- WHAT IS BEING ASKED:
Go through the data and copy every line exactly, but not the images.

- DATA RECORDS:
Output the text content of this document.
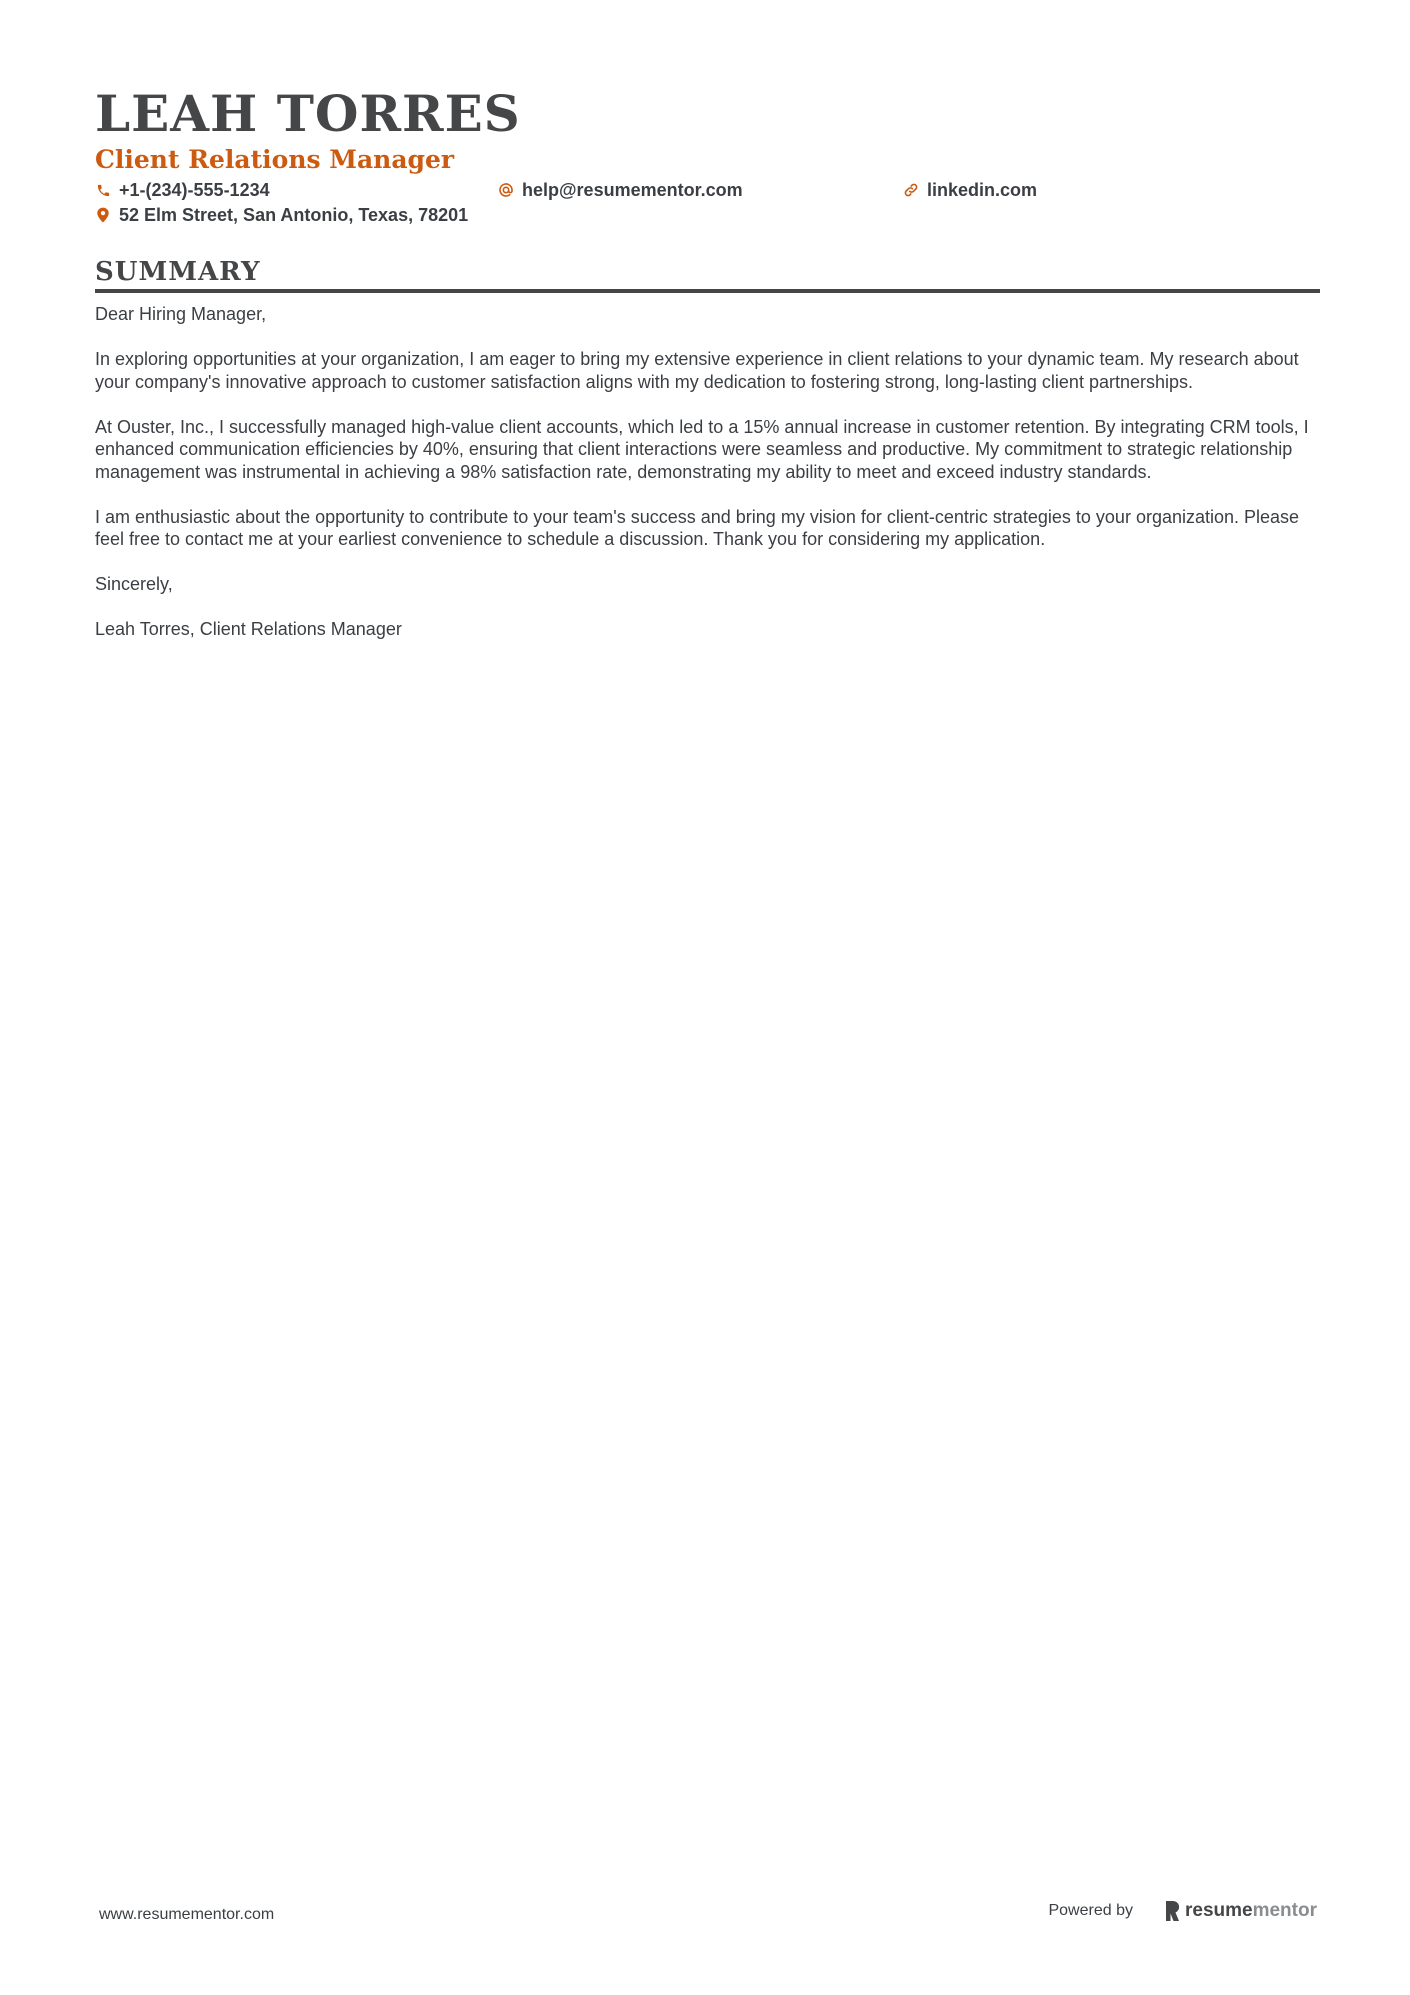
LEAH TORRES
Client Relations Manager
+1-(234)-555-1234	help@resumementor.com	linkedin.com
52 Elm Street, San Antonio, Texas, 78201
SUMMARY

Dear Hiring Manager,

In exploring opportunities at your organization, I am eager to bring my extensive experience in client relations to your dynamic team. My research about your company's innovative approach to customer satisfaction aligns with my dedication to fostering strong, long-lasting client partnerships.

At Ouster, Inc., I successfully managed high-value client accounts, which led to a 15% annual increase in customer retention. By integrating CRM tools, I enhanced communication efficiencies by 40%, ensuring that client interactions were seamless and productive. My commitment to strategic relationship management was instrumental in achieving a 98% satisfaction rate, demonstrating my ability to meet and exceed industry standards.

I am enthusiastic about the opportunity to contribute to your team's success and bring my vision for client-centric strategies to your organization. Please feel free to contact me at your earliest convenience to schedule a discussion. Thank you for considering my application.

Sincerely,

Leah Torres, Client Relations Manager

www.resumementor.com	Powered by	resume mentor
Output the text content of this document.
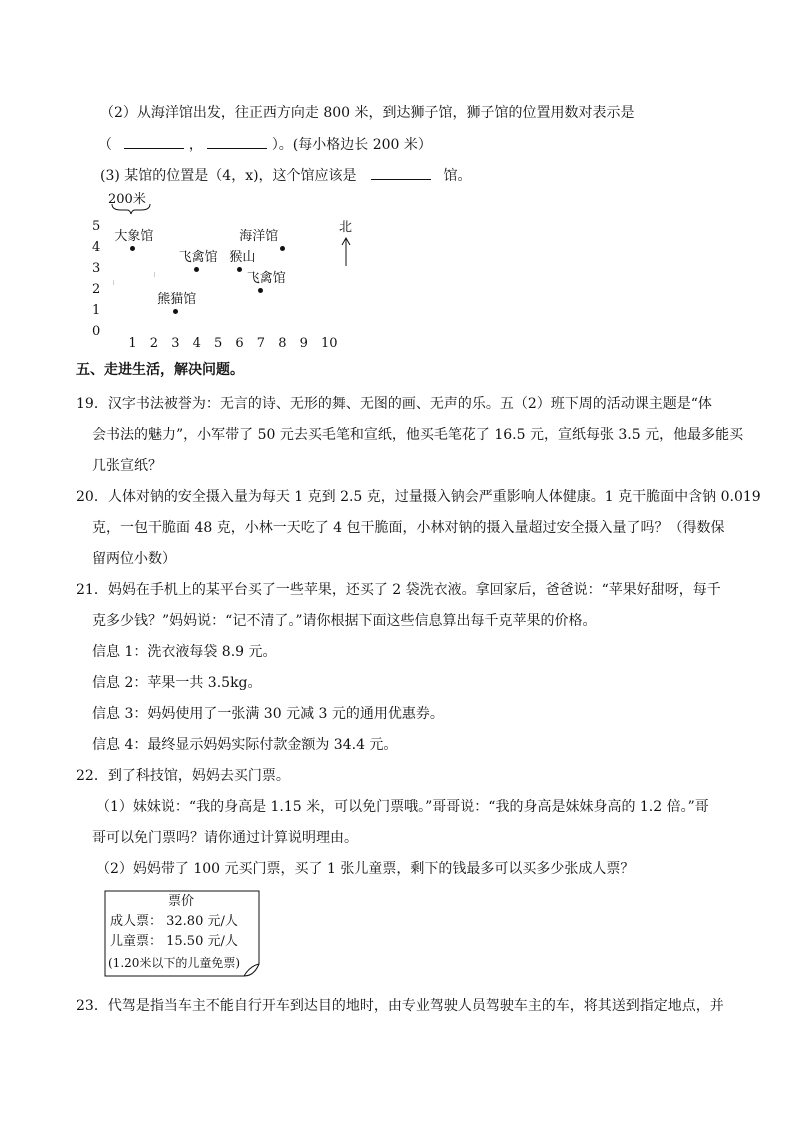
（2）从海洋馆出发，往正西方向走 800 米，到达狮子馆，狮子馆的位置用数对表示是
（	，	）。(每小格边长 200 米）
(3) 某馆的位置是（4，x)，这个馆应该是	馆。
200米
5
4
3
2
1
0
1 2 3 4 5 6 7 8 9 10
大象馆
飞禽馆 猴山
海洋馆
飞禽馆
熊猫馆
北
五、走进生活，解决问题。
19．汉字书法被誉为：无言的诗、无形的舞、无图的画、无声的乐。五（2）班下周的活动课主题是“体
会书法的魅力”，小军带了 50 元去买毛笔和宣纸，他买毛笔花了 16.5 元，宣纸每张 3.5 元，他最多能买
几张宣纸？
20．人体对钠的安全摄入量为每天 1 克到 2.5 克，过量摄入钠会严重影响人体健康。1 克干脆面中含钠 0.019
克，一包干脆面 48 克，小林一天吃了 4 包干脆面，小林对钠的摄入量超过安全摄入量了吗？（得数保
留两位小数）
21．妈妈在手机上的某平台买了一些苹果，还买了 2 袋洗衣液。拿回家后，爸爸说：“苹果好甜呀，每千
克多少钱？”妈妈说：“记不清了。”请你根据下面这些信息算出每千克苹果的价格。
信息 1：洗衣液每袋 8.9 元。
信息 2：苹果一共 3.5kg。
信息 3：妈妈使用了一张满 30 元减 3 元的通用优惠券。
信息 4：最终显示妈妈实际付款金额为 34.4 元。
22．到了科技馆，妈妈去买门票。
（1）妹妹说：“我的身高是 1.15 米，可以免门票哦。”哥哥说：“我的身高是妹妹身高的 1.2 倍。”哥
哥可以免门票吗？请你通过计算说明理由。
（2）妈妈带了 100 元买门票，买了 1 张儿童票，剩下的钱最多可以买多少张成人票？
票价
成人票： 32.80 元/人
儿童票： 15.50 元/人
(1.20米以下的儿童免票)
23．代驾是指当车主不能自行开车到达目的地时，由专业驾驶人员驾驶车主的车，将其送到指定地点，并
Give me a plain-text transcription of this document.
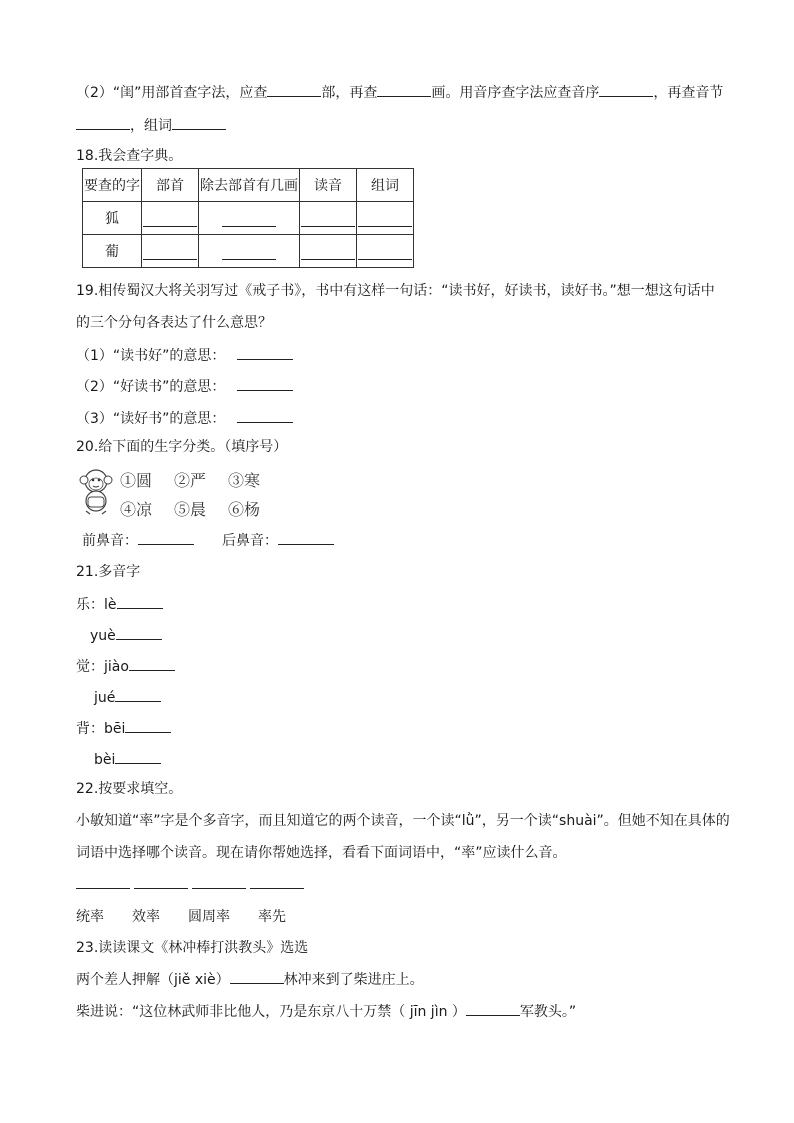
（2）“闺”用部首查字法，应查	部，再查	画。用音序查字法应查音序	，再查音节
，组词
18.我会查字典。
要查的字	部首	除去部首有几画	读音	组词
狐				
葡				
19.相传蜀汉大将关羽写过《戒子书》，书中有这样一句话：“读书好，好读书，读好书。”想一想这句话中
的三个分句各表达了什么意思？
（1）“读书好”的意思：
（2）“好读书”的意思：
（3）“读好书”的意思：
20.给下面的生字分类。（填序号）
①圆 ②严 ③寒
④凉 ⑤晨 ⑥杨
前鼻音：	后鼻音：
21.多音字
乐：lè
yuè
觉：jiào
jué
背：bēi
bèi
22.按要求填空。
小敏知道“率”字是个多音字，而且知道它的两个读音，一个读“lǜ”，另一个读“shuài”。但她不知在具体的
词语中选择哪个读音。现在请你帮她选择，看看下面词语中，“率”应读什么音。
统率 效率 圆周率 率先
23.读读课文《林冲棒打洪教头》选选
两个差人押解（jiě xiè）	林冲来到了柴进庄上。
柴进说：“这位林武师非比他人，乃是东京八十万禁（ jīn jìn ）	军教头。”
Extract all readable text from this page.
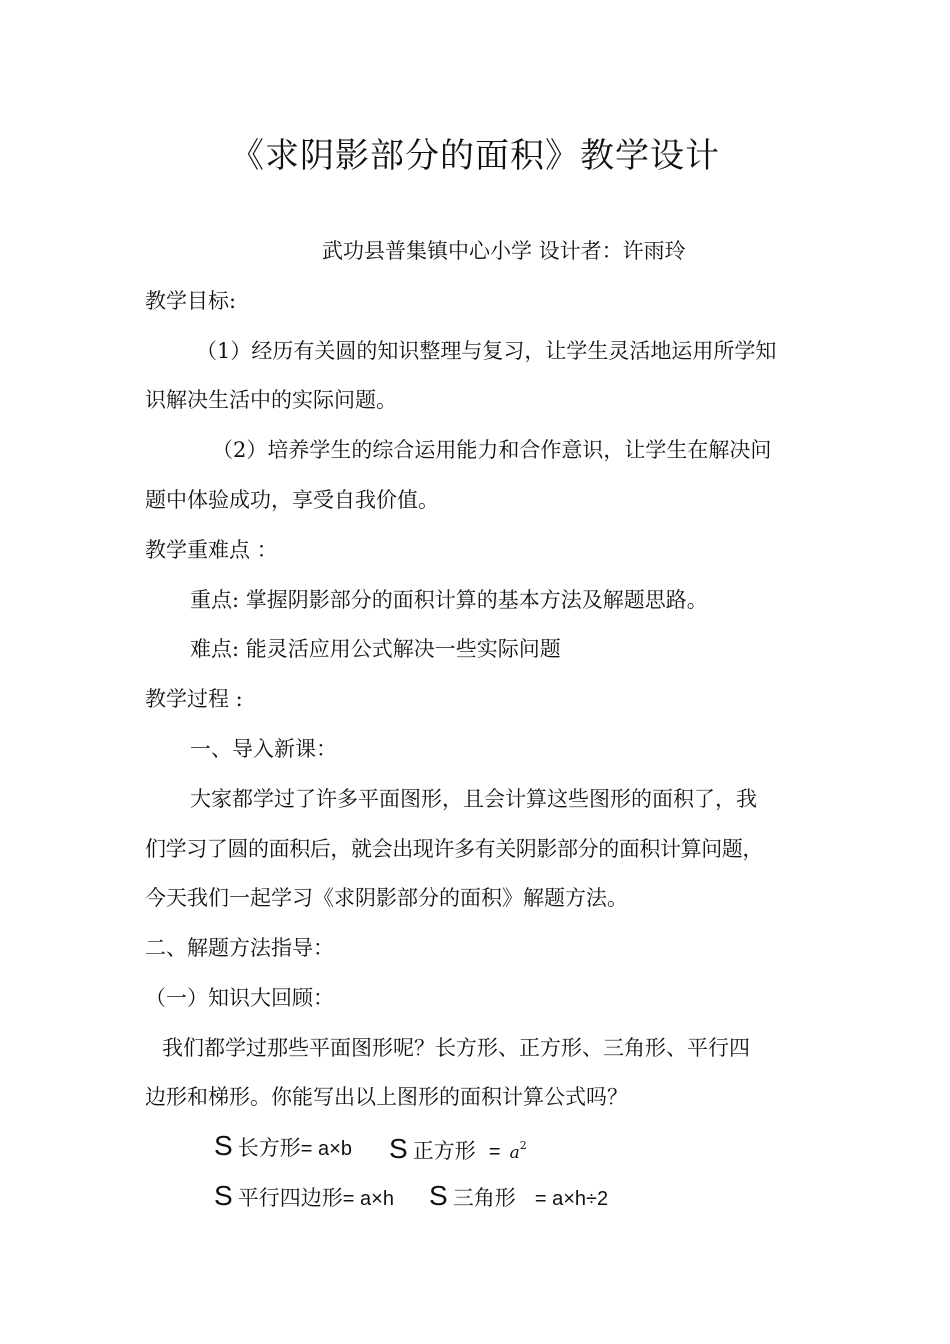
《求阴影部分的面积》教学设计
武功县普集镇中心小学 设计者：许雨玲
教学目标:
（1）经历有关圆的知识整理与复习，让学生灵活地运用所学知
识解决生活中的实际问题。
（2）培养学生的综合运用能力和合作意识，让学生在解决问
题中体验成功，享受自我价值。
教学重难点 ：
重点: 掌握阴影部分的面积计算的基本方法及解题思路。
难点: 能灵活应用公式解决一些实际问题
教学过程 :
一、导入新课：
大家都学过了许多平面图形，且会计算这些图形的面积了，我
们学习了圆的面积后，就会出现许多有关阴影部分的面积计算问题，
今天我们一起学习《求阴影部分的面积》解题方法。
二、解题方法指导：
（一）知识大回顾：
我们都学过那些平面图形呢？长方形、正方形、三角形、平行四
边形和梯形。你能写出以上图形的面积计算公式吗？
S 长方形= a×b S 正方形 = $a^2$
S 平行四边形= a×h S 三角形 = a×h÷2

- FINAL RESULT:
Output the text content of this document.
LEAH TORRES
Client Relations Manager
+1-(234)-555-1234	help@resumementor.com	linkedin.com
52 Elm Street, San Antonio, Texas, 78201
SUMMARY

Dear Hiring Manager,

In exploring opportunities at your organization, I am eager to bring my extensive experience in client relations to your dynamic team. My research about your company's innovative approach to customer satisfaction aligns with my dedication to fostering strong, long-lasting client partnerships.

At Ouster, Inc., I successfully managed high-value client accounts, which led to a 15% annual increase in customer retention. By integrating CRM tools, I enhanced communication efficiencies by 40%, ensuring that client interactions were seamless and productive. My commitment to strategic relationship management was instrumental in achieving a 98% satisfaction rate, demonstrating my ability to meet and exceed industry standards.

I am enthusiastic about the opportunity to contribute to your team's success and bring my vision for client-centric strategies to your organization. Please feel free to contact me at your earliest convenience to schedule a discussion. Thank you for considering my application.

Sincerely,

Leah Torres, Client Relations Manager

www.resumementor.com	Powered by	resume mentor
Output the text content of this document.
（2）从海洋馆出发，往正西方向走 800 米，到达狮子馆，狮子馆的位置用数对表示是
（	，	）。(每小格边长 200 米）
(3) 某馆的位置是（4，x)，这个馆应该是	馆。
200米
5
4
3
2
1
0
1 2 3 4 5 6 7 8 9 10
大象馆
飞禽馆 猴山
海洋馆
飞禽馆
熊猫馆
北
五、走进生活，解决问题。
19．汉字书法被誉为：无言的诗、无形的舞、无图的画、无声的乐。五（2）班下周的活动课主题是“体
会书法的魅力”，小军带了 50 元去买毛笔和宣纸，他买毛笔花了 16.5 元，宣纸每张 3.5 元，他最多能买
几张宣纸？
20．人体对钠的安全摄入量为每天 1 克到 2.5 克，过量摄入钠会严重影响人体健康。1 克干脆面中含钠 0.019
克，一包干脆面 48 克，小林一天吃了 4 包干脆面，小林对钠的摄入量超过安全摄入量了吗？（得数保
留两位小数）
21．妈妈在手机上的某平台买了一些苹果，还买了 2 袋洗衣液。拿回家后，爸爸说：“苹果好甜呀，每千
克多少钱？”妈妈说：“记不清了。”请你根据下面这些信息算出每千克苹果的价格。
信息 1：洗衣液每袋 8.9 元。
信息 2：苹果一共 3.5kg。
信息 3：妈妈使用了一张满 30 元减 3 元的通用优惠券。
信息 4：最终显示妈妈实际付款金额为 34.4 元。
22．到了科技馆，妈妈去买门票。
（1）妹妹说：“我的身高是 1.15 米，可以免门票哦。”哥哥说：“我的身高是妹妹身高的 1.2 倍。”哥
哥可以免门票吗？请你通过计算说明理由。
（2）妈妈带了 100 元买门票，买了 1 张儿童票，剩下的钱最多可以买多少张成人票？
票价
成人票： 32.80 元/人
儿童票： 15.50 元/人
(1.20米以下的儿童免票)
23．代驾是指当车主不能自行开车到达目的地时，由专业驾驶人员驾驶车主的车，将其送到指定地点，并
Give me a plain-text transcription of this document.
（2）“闺”用部首查字法，应查	部，再查	画。用音序查字法应查音序	，再查音节
，组词
18.我会查字典。
要查的字	部首	除去部首有几画	读音	组词
狐				
葡				
19.相传蜀汉大将关羽写过《戒子书》，书中有这样一句话：“读书好，好读书，读好书。”想一想这句话中
的三个分句各表达了什么意思？
（1）“读书好”的意思：
（2）“好读书”的意思：
（3）“读好书”的意思：
20.给下面的生字分类。（填序号）
①圆 ②严 ③寒
④凉 ⑤晨 ⑥杨
前鼻音：	后鼻音：
21.多音字
乐：lè
yuè
觉：jiào
jué
背：bēi
bèi
22.按要求填空。
小敏知道“率”字是个多音字，而且知道它的两个读音，一个读“lǜ”，另一个读“shuài”。但她不知在具体的
词语中选择哪个读音。现在请你帮她选择，看看下面词语中，“率”应读什么音。
统率 效率 圆周率 率先
23.读读课文《林冲棒打洪教头》选选
两个差人押解（jiě xiè）	林冲来到了柴进庄上。
柴进说：“这位林武师非比他人，乃是东京八十万禁（ jīn jìn ）	军教头。”
Extract all readable text from this page.
《求阴影部分的面积》教学设计
武功县普集镇中心小学 设计者：许雨玲
教学目标:
（1）经历有关圆的知识整理与复习，让学生灵活地运用所学知
识解决生活中的实际问题。
（2）培养学生的综合运用能力和合作意识，让学生在解决问
题中体验成功，享受自我价值。
教学重难点 ：
重点: 掌握阴影部分的面积计算的基本方法及解题思路。
难点: 能灵活应用公式解决一些实际问题
教学过程 :
一、导入新课：
大家都学过了许多平面图形，且会计算这些图形的面积了，我
们学习了圆的面积后，就会出现许多有关阴影部分的面积计算问题，
今天我们一起学习《求阴影部分的面积》解题方法。
二、解题方法指导：
（一）知识大回顾：
我们都学过那些平面图形呢？长方形、正方形、三角形、平行四
边形和梯形。你能写出以上图形的面积计算公式吗？
S 长方形= a×b S 正方形 = $a^2$
S 平行四边形= a×h S 三角形 = a×h÷2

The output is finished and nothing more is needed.